◆ WRITTEN EXERCISE ◆
Collect every line of the records below that contains the word "ffffff".

◆ Figure contents as structured data ◆
===
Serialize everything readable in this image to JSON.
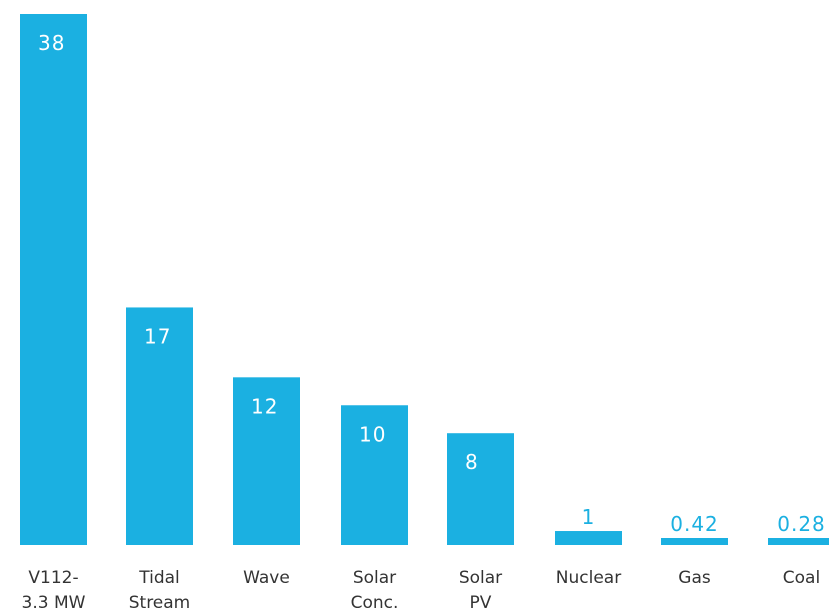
{
  "chart_data": {
    "type": "bar",
    "title": "",
    "xlabel": "",
    "ylabel": "",
    "categories": [
      [
        "V112-",
        "3.3 MW"
      ],
      [
        "Tidal",
        "Stream"
      ],
      [
        "Wave"
      ],
      [
        "Solar",
        "Conc."
      ],
      [
        "Solar",
        "PV"
      ],
      [
        "Nuclear"
      ],
      [
        "Gas"
      ],
      [
        "Coal"
      ]
    ],
    "values": [
      38,
      17,
      12,
      10,
      8,
      1,
      0.42,
      0.28
    ],
    "value_labels": [
      "38",
      "17",
      "12",
      "10",
      "8",
      "1",
      "0.42",
      "0.28"
    ],
    "ylim": [
      0,
      38
    ],
    "grid": false,
    "legend": "none"
  },
  "colors": {
    "bar": "#1bb0e1",
    "label_inside": "#ffffff",
    "label_above": "#1bb0e1",
    "category_text": "#333333",
    "background": "#ffffff"
  }
}
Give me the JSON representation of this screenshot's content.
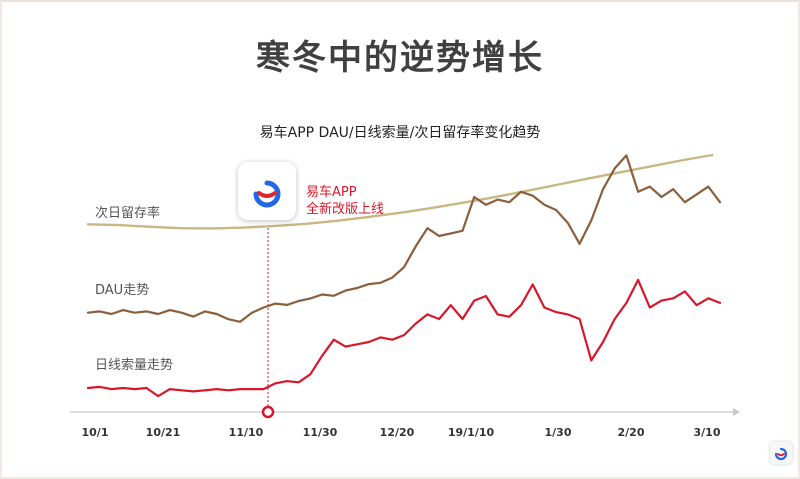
{
  "page": {
    "title": "寒冬中的逆势增长"
  },
  "chart_data": {
    "type": "line",
    "title": "易车APP DAU/日线索量/次日留存率变化趋势",
    "xlabel": "",
    "ylabel": "",
    "categories": [
      "10/1",
      "10/21",
      "11/10",
      "11/30",
      "12/20",
      "19/1/10",
      "1/30",
      "2/20",
      "3/10"
    ],
    "series": [
      {
        "name": "次日留存率",
        "color": "#c8b683",
        "x": [
          0,
          8,
          16,
          24,
          32,
          40,
          48,
          56,
          64,
          72,
          80,
          88,
          96,
          104,
          112,
          120,
          128,
          136,
          144,
          152,
          160
        ],
        "values": [
          0.28,
          0.25,
          0.19,
          0.14,
          0.13,
          0.16,
          0.22,
          0.3,
          0.41,
          0.55,
          0.7,
          0.87,
          1.06,
          1.26,
          1.48,
          1.71,
          1.94,
          2.16,
          2.38,
          2.6,
          2.8
        ]
      },
      {
        "name": "DAU走势",
        "color": "#8b5e3c",
        "x": [
          0,
          3,
          6,
          9,
          12,
          15,
          18,
          21,
          24,
          27,
          30,
          33,
          36,
          39,
          42,
          45,
          48,
          51,
          54,
          57,
          60,
          63,
          66,
          69,
          72,
          75,
          78,
          81,
          84,
          87,
          90,
          93,
          96,
          99,
          102,
          105,
          108,
          111,
          114,
          117,
          120,
          123,
          126,
          129,
          132,
          135,
          138,
          141,
          144,
          147,
          150,
          153,
          156,
          159,
          162
        ],
        "values": [
          0.05,
          0.1,
          0.0,
          0.15,
          0.05,
          0.1,
          0.0,
          0.15,
          0.05,
          -0.1,
          0.1,
          0.0,
          -0.2,
          -0.3,
          0.05,
          0.25,
          0.4,
          0.35,
          0.5,
          0.6,
          0.75,
          0.7,
          0.9,
          1.0,
          1.15,
          1.2,
          1.4,
          1.8,
          2.6,
          3.3,
          3.0,
          3.1,
          3.2,
          4.5,
          4.2,
          4.4,
          4.3,
          4.7,
          4.55,
          4.2,
          4.0,
          3.5,
          2.7,
          3.6,
          4.8,
          5.6,
          6.1,
          4.7,
          4.9,
          4.5,
          4.8,
          4.3,
          4.6,
          4.9,
          4.3
        ]
      },
      {
        "name": "日线索量走势",
        "color": "#d8172a",
        "x": [
          0,
          3,
          6,
          9,
          12,
          15,
          18,
          21,
          24,
          27,
          30,
          33,
          36,
          39,
          42,
          45,
          48,
          51,
          54,
          57,
          60,
          63,
          66,
          69,
          72,
          75,
          78,
          81,
          84,
          87,
          90,
          93,
          96,
          99,
          102,
          105,
          108,
          111,
          114,
          117,
          120,
          123,
          126,
          129,
          132,
          135,
          138,
          141,
          144,
          147,
          150,
          153,
          156,
          159,
          162
        ],
        "values": [
          0.0,
          0.05,
          -0.05,
          0.0,
          -0.05,
          0.0,
          -0.35,
          -0.05,
          -0.1,
          -0.15,
          -0.1,
          -0.05,
          -0.1,
          -0.05,
          -0.05,
          -0.05,
          0.2,
          0.3,
          0.25,
          0.6,
          1.4,
          2.1,
          1.8,
          1.9,
          2.0,
          2.2,
          2.1,
          2.3,
          2.8,
          3.2,
          3.0,
          3.6,
          3.0,
          3.8,
          4.0,
          3.2,
          3.1,
          3.6,
          4.5,
          3.5,
          3.3,
          3.2,
          3.0,
          1.2,
          2.0,
          3.0,
          3.7,
          4.7,
          3.5,
          3.8,
          3.9,
          4.2,
          3.6,
          3.9,
          3.7
        ]
      }
    ],
    "annotations": {
      "launch_note_line1": "易车APP",
      "launch_note_line2": "全新改版上线"
    },
    "logo_icon": "yiche-logo-icon",
    "corner_icon": "yiche-small-logo-icon"
  }
}
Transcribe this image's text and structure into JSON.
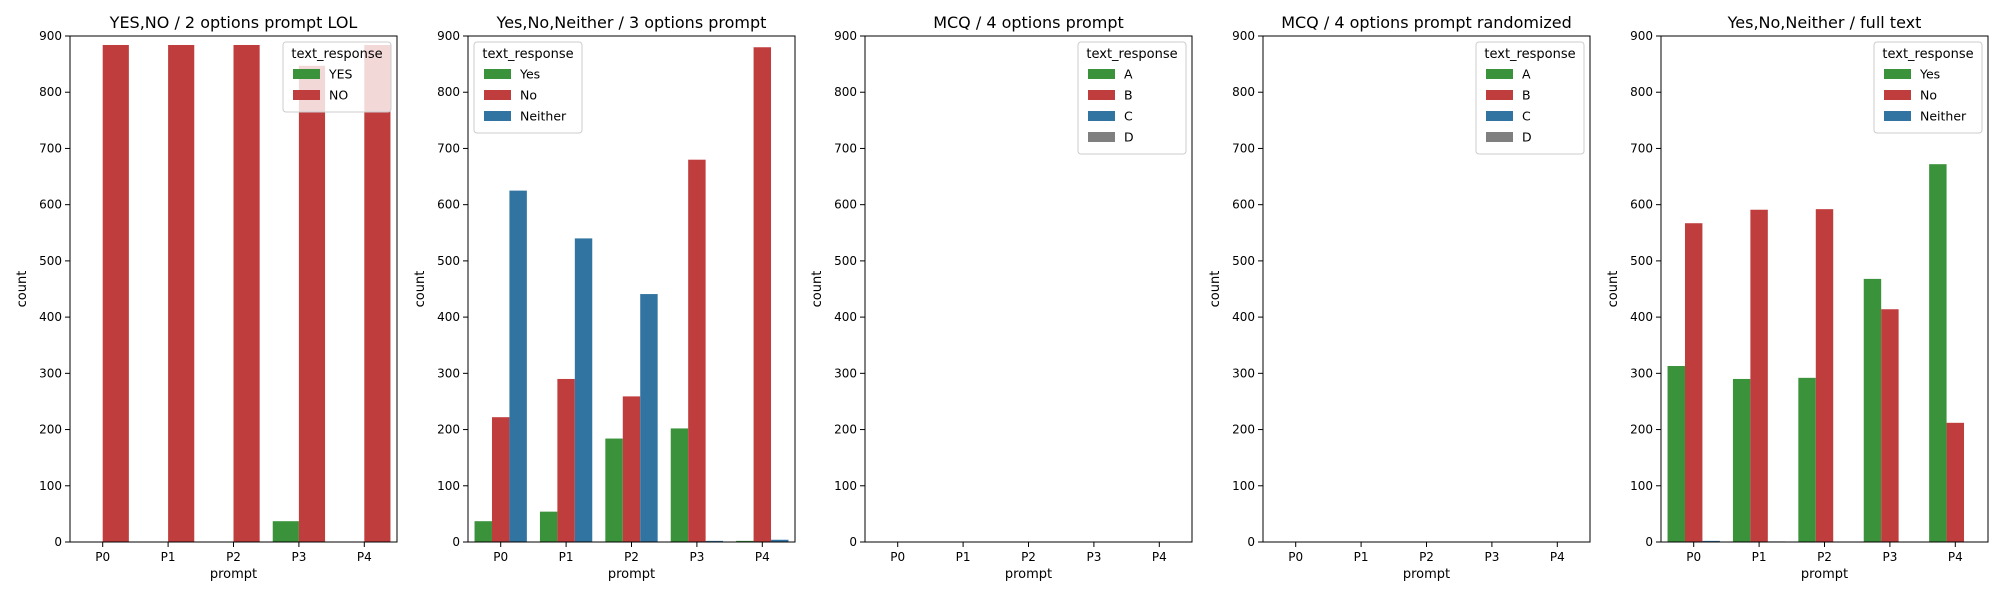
{
  "chart_data": [
    {
      "type": "bar",
      "title": "YES,NO / 2 options prompt LOL",
      "xlabel": "prompt",
      "ylabel": "count",
      "categories": [
        "P0",
        "P1",
        "P2",
        "P3",
        "P4"
      ],
      "ylim": [
        0,
        900
      ],
      "yticks": [
        0,
        100,
        200,
        300,
        400,
        500,
        600,
        700,
        800,
        900
      ],
      "legend": {
        "title": "text_response",
        "position": "top-right"
      },
      "series": [
        {
          "name": "YES",
          "color": "#3a923a",
          "values": [
            0,
            0,
            0,
            37,
            0
          ]
        },
        {
          "name": "NO",
          "color": "#c03d3e",
          "values": [
            884,
            884,
            884,
            847,
            884
          ]
        }
      ]
    },
    {
      "type": "bar",
      "title": "Yes,No,Neither / 3 options prompt",
      "xlabel": "prompt",
      "ylabel": "count",
      "categories": [
        "P0",
        "P1",
        "P2",
        "P3",
        "P4"
      ],
      "ylim": [
        0,
        900
      ],
      "yticks": [
        0,
        100,
        200,
        300,
        400,
        500,
        600,
        700,
        800,
        900
      ],
      "legend": {
        "title": "text_response",
        "position": "top-left"
      },
      "series": [
        {
          "name": "Yes",
          "color": "#3a923a",
          "values": [
            37,
            54,
            184,
            202,
            2
          ]
        },
        {
          "name": "No",
          "color": "#c03d3e",
          "values": [
            222,
            290,
            259,
            680,
            880
          ]
        },
        {
          "name": "Neither",
          "color": "#3274a1",
          "values": [
            625,
            540,
            441,
            2,
            4
          ]
        }
      ]
    },
    {
      "type": "bar",
      "title": "MCQ / 4 options prompt",
      "xlabel": "prompt",
      "ylabel": "count",
      "categories": [
        "P0",
        "P1",
        "P2",
        "P3",
        "P4"
      ],
      "ylim": [
        0,
        900
      ],
      "yticks": [
        0,
        100,
        200,
        300,
        400,
        500,
        600,
        700,
        800,
        900
      ],
      "legend": {
        "title": "text_response",
        "position": "top-right"
      },
      "series": [
        {
          "name": "A",
          "color": "#3a923a",
          "values": [
            0,
            0,
            0,
            0,
            0
          ]
        },
        {
          "name": "B",
          "color": "#c03d3e",
          "values": [
            0,
            0,
            0,
            0,
            0
          ]
        },
        {
          "name": "C",
          "color": "#3274a1",
          "values": [
            0,
            0,
            0,
            0,
            0
          ]
        },
        {
          "name": "D",
          "color": "#7f7f7f",
          "values": [
            0,
            0,
            0,
            0,
            0
          ]
        }
      ]
    },
    {
      "type": "bar",
      "title": "MCQ / 4 options prompt randomized",
      "xlabel": "prompt",
      "ylabel": "count",
      "categories": [
        "P0",
        "P1",
        "P2",
        "P3",
        "P4"
      ],
      "ylim": [
        0,
        900
      ],
      "yticks": [
        0,
        100,
        200,
        300,
        400,
        500,
        600,
        700,
        800,
        900
      ],
      "legend": {
        "title": "text_response",
        "position": "top-right"
      },
      "series": [
        {
          "name": "A",
          "color": "#3a923a",
          "values": [
            0,
            0,
            0,
            0,
            0
          ]
        },
        {
          "name": "B",
          "color": "#c03d3e",
          "values": [
            0,
            0,
            0,
            0,
            0
          ]
        },
        {
          "name": "C",
          "color": "#3274a1",
          "values": [
            0,
            0,
            0,
            0,
            0
          ]
        },
        {
          "name": "D",
          "color": "#7f7f7f",
          "values": [
            0,
            0,
            0,
            0,
            0
          ]
        }
      ]
    },
    {
      "type": "bar",
      "title": "Yes,No,Neither / full text",
      "xlabel": "prompt",
      "ylabel": "count",
      "categories": [
        "P0",
        "P1",
        "P2",
        "P3",
        "P4"
      ],
      "ylim": [
        0,
        900
      ],
      "yticks": [
        0,
        100,
        200,
        300,
        400,
        500,
        600,
        700,
        800,
        900
      ],
      "legend": {
        "title": "text_response",
        "position": "top-right"
      },
      "series": [
        {
          "name": "Yes",
          "color": "#3a923a",
          "values": [
            313,
            290,
            292,
            468,
            672
          ]
        },
        {
          "name": "No",
          "color": "#c03d3e",
          "values": [
            567,
            591,
            592,
            414,
            212
          ]
        },
        {
          "name": "Neither",
          "color": "#3274a1",
          "values": [
            2,
            1,
            0,
            0,
            0
          ]
        }
      ]
    }
  ]
}
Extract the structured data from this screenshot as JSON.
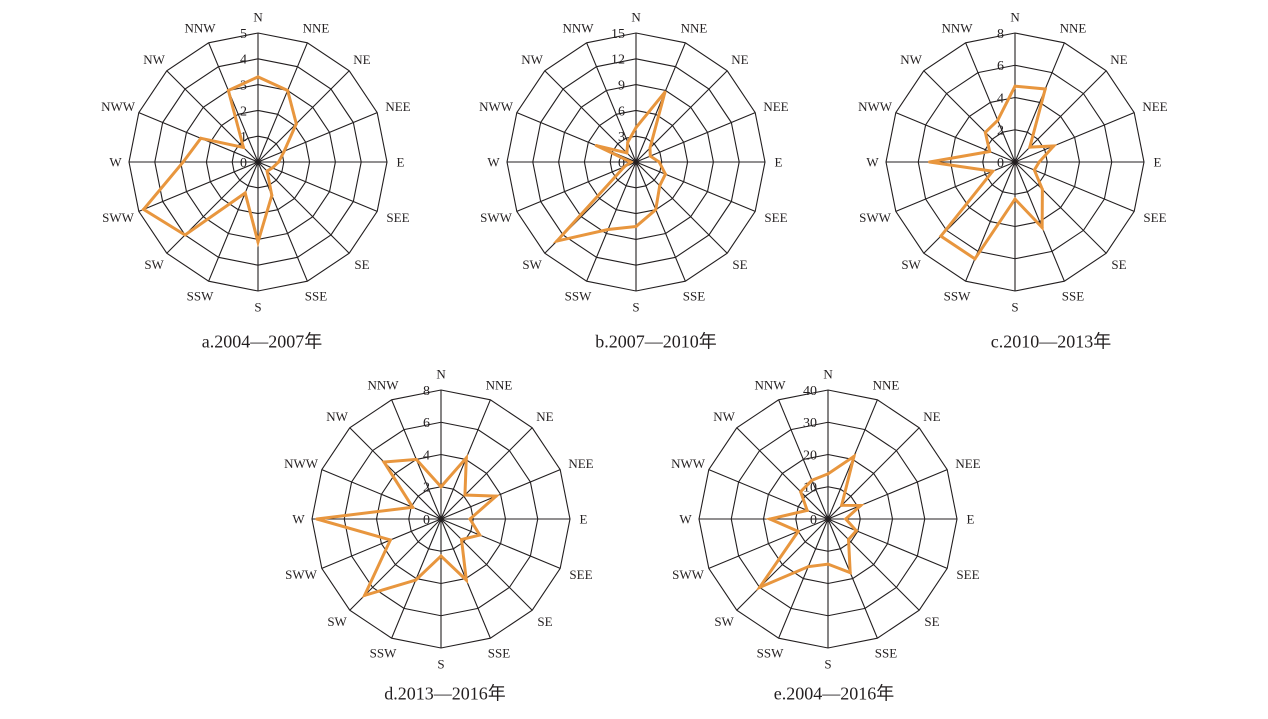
===
◆ REPLY TO THE TASK ◆
    "label_inside": "#ffffff",
    "background": "#ffffff"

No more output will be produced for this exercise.